TASK STATEMENT
Which lines hold the word "title"? Copy each one.

━━━━━ EXERCISE MATERIAL ━━━━━

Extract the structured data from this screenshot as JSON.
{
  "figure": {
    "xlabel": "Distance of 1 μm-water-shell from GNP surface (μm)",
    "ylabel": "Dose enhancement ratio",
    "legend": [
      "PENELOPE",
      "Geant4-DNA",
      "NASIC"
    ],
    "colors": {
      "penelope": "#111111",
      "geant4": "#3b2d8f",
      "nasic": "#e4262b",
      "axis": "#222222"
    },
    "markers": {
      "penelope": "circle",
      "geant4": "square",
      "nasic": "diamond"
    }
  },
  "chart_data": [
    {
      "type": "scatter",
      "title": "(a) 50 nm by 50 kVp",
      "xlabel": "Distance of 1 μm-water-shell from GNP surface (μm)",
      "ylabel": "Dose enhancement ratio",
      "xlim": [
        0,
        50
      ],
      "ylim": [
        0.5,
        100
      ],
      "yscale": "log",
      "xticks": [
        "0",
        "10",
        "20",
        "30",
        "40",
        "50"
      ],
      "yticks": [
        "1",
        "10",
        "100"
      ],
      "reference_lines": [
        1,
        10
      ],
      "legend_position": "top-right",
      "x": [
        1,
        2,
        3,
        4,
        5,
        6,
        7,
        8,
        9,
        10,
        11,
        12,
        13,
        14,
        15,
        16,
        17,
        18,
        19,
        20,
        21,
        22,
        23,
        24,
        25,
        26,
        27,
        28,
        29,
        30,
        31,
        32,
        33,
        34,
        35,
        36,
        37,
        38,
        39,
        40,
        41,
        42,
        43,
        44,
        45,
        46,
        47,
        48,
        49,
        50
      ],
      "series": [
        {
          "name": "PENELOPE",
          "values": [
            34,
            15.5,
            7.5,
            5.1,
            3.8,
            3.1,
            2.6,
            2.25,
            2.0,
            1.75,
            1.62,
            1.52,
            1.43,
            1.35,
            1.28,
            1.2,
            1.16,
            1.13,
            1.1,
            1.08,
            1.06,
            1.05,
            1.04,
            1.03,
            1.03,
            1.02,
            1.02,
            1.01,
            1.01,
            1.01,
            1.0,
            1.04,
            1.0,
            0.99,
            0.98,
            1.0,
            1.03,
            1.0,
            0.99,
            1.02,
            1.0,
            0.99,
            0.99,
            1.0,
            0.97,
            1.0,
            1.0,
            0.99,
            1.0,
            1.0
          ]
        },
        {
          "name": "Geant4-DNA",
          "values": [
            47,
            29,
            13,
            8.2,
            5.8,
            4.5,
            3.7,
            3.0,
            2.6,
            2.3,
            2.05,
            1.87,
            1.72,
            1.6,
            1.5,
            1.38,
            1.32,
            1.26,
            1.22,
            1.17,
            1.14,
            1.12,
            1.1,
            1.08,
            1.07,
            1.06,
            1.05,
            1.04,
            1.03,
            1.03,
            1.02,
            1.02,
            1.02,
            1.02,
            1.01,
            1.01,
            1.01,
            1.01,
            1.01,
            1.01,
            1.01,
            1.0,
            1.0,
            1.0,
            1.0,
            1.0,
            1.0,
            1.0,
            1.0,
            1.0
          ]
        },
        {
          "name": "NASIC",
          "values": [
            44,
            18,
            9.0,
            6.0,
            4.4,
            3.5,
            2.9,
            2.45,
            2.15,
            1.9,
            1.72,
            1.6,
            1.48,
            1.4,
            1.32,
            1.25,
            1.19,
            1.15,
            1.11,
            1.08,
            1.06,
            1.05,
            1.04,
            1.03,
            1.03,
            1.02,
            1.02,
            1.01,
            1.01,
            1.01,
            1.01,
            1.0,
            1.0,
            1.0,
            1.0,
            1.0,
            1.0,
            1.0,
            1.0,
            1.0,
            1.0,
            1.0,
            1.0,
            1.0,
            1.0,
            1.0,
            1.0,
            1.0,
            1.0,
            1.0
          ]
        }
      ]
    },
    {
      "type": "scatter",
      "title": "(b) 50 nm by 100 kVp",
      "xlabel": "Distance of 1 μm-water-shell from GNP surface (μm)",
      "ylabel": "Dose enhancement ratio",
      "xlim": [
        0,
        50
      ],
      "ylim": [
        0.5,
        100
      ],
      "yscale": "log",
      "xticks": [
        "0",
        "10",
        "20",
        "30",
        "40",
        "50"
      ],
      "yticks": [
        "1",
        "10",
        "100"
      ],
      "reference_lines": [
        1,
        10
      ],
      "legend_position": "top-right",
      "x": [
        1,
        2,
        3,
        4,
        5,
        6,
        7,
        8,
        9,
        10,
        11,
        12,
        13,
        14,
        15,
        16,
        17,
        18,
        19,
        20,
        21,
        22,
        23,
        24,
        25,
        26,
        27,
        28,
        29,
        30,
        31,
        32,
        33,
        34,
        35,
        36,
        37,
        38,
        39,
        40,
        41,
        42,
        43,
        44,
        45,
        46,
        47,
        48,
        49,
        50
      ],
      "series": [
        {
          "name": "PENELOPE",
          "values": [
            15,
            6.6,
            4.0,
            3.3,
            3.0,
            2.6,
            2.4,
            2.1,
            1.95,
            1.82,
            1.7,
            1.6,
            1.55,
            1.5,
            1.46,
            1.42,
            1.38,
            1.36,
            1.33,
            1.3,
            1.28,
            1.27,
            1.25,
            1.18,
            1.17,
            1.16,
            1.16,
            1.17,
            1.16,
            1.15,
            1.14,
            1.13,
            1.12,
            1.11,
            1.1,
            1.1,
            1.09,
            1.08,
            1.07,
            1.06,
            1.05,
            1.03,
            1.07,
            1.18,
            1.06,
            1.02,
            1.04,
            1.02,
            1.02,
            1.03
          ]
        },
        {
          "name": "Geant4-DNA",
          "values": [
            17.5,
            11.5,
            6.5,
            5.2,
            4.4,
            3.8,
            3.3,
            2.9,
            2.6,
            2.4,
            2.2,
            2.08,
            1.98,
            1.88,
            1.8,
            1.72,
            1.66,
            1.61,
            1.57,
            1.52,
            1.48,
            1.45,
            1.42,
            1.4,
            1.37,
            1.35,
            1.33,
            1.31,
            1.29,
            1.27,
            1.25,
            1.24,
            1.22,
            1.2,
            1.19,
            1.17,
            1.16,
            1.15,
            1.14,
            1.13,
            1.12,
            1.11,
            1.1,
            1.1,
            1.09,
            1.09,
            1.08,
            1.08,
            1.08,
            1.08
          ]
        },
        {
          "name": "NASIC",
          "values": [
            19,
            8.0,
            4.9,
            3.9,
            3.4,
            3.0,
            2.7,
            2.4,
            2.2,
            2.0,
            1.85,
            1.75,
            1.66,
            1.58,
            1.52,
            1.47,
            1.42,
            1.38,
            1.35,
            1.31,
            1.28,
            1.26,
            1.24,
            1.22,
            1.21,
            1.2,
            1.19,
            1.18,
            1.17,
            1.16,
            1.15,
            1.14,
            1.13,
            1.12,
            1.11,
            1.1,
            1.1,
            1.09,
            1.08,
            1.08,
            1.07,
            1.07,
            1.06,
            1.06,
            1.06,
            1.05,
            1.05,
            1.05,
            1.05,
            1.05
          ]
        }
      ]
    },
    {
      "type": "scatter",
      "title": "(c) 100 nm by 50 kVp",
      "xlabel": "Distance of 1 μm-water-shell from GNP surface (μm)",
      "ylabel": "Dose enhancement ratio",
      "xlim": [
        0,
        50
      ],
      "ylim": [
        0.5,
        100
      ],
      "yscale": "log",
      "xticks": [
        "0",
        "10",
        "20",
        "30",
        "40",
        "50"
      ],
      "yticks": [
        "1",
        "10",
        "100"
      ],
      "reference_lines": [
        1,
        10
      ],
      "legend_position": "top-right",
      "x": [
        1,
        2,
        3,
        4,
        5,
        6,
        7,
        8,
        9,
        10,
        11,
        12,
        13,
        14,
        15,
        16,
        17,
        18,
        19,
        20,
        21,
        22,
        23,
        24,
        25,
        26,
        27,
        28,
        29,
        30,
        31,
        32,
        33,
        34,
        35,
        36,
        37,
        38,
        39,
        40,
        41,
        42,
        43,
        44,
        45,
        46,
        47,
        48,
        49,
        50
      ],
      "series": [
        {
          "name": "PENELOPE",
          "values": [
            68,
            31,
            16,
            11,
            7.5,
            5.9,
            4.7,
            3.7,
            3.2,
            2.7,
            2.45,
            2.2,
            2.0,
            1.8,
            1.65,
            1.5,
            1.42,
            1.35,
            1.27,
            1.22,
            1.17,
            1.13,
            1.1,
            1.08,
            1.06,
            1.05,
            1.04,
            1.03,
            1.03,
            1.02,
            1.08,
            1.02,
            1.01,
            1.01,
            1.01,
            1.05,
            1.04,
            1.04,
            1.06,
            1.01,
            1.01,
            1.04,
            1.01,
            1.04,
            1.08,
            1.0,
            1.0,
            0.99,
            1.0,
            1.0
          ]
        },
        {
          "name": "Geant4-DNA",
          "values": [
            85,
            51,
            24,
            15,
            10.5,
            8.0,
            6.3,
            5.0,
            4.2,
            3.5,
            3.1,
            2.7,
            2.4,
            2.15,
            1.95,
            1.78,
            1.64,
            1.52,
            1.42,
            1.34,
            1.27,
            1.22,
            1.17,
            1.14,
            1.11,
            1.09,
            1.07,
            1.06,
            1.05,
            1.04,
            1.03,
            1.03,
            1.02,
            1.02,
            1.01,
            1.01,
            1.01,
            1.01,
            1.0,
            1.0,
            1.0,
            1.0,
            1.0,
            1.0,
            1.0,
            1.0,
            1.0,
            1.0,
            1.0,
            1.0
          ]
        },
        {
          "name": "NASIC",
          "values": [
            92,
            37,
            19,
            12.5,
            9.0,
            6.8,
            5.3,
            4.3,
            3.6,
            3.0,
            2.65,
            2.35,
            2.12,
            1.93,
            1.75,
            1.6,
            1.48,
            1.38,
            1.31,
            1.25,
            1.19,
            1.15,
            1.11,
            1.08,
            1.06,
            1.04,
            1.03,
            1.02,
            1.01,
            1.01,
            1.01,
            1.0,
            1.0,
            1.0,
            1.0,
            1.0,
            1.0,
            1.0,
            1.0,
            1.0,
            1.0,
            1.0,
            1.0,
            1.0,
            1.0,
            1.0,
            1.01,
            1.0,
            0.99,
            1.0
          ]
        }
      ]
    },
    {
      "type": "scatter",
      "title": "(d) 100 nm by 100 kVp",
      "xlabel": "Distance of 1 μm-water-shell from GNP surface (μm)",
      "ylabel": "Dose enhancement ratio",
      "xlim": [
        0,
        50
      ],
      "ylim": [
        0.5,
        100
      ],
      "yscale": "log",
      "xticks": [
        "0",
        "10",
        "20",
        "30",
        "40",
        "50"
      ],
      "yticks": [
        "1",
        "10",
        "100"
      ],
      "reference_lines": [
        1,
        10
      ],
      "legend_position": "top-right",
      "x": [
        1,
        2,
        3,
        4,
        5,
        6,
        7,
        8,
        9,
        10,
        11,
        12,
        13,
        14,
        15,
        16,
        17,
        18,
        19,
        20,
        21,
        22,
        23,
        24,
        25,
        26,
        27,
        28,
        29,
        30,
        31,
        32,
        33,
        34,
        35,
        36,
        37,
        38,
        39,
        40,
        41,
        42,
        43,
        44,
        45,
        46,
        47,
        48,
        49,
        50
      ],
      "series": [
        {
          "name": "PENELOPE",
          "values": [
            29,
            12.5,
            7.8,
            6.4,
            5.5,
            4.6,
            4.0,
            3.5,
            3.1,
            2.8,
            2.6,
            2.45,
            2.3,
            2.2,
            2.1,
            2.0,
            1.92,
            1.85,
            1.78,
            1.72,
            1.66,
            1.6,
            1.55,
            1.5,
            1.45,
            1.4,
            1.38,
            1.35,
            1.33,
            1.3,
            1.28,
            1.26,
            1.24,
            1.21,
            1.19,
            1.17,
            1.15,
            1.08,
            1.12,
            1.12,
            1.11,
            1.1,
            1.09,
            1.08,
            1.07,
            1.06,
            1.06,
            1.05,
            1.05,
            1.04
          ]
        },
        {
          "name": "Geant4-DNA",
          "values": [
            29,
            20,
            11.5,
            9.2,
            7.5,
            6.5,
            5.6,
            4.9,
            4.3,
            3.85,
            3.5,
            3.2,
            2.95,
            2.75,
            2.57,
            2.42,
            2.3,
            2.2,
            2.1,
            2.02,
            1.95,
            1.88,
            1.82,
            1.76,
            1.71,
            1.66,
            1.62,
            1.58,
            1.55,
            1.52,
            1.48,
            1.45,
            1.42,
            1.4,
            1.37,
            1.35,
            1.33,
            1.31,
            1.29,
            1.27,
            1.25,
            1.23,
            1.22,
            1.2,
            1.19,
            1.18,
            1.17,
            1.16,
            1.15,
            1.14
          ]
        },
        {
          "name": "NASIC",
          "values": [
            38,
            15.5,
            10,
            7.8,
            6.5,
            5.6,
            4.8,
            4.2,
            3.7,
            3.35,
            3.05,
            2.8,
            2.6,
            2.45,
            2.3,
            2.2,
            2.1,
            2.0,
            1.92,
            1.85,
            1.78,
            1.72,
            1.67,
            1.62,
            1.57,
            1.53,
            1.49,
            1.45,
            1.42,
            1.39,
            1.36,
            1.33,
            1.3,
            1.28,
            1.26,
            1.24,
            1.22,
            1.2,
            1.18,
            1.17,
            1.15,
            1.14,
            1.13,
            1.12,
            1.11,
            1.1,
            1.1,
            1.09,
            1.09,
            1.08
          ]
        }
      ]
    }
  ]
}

━━━━━

TASK ANSWER
      "title": "(a) 50 nm by 50 kVp",
      "title": "(b) 50 nm by 100 kVp",
      "title": "(c) 100 nm by 50 kVp",
      "title": "(d) 100 nm by 100 kVp",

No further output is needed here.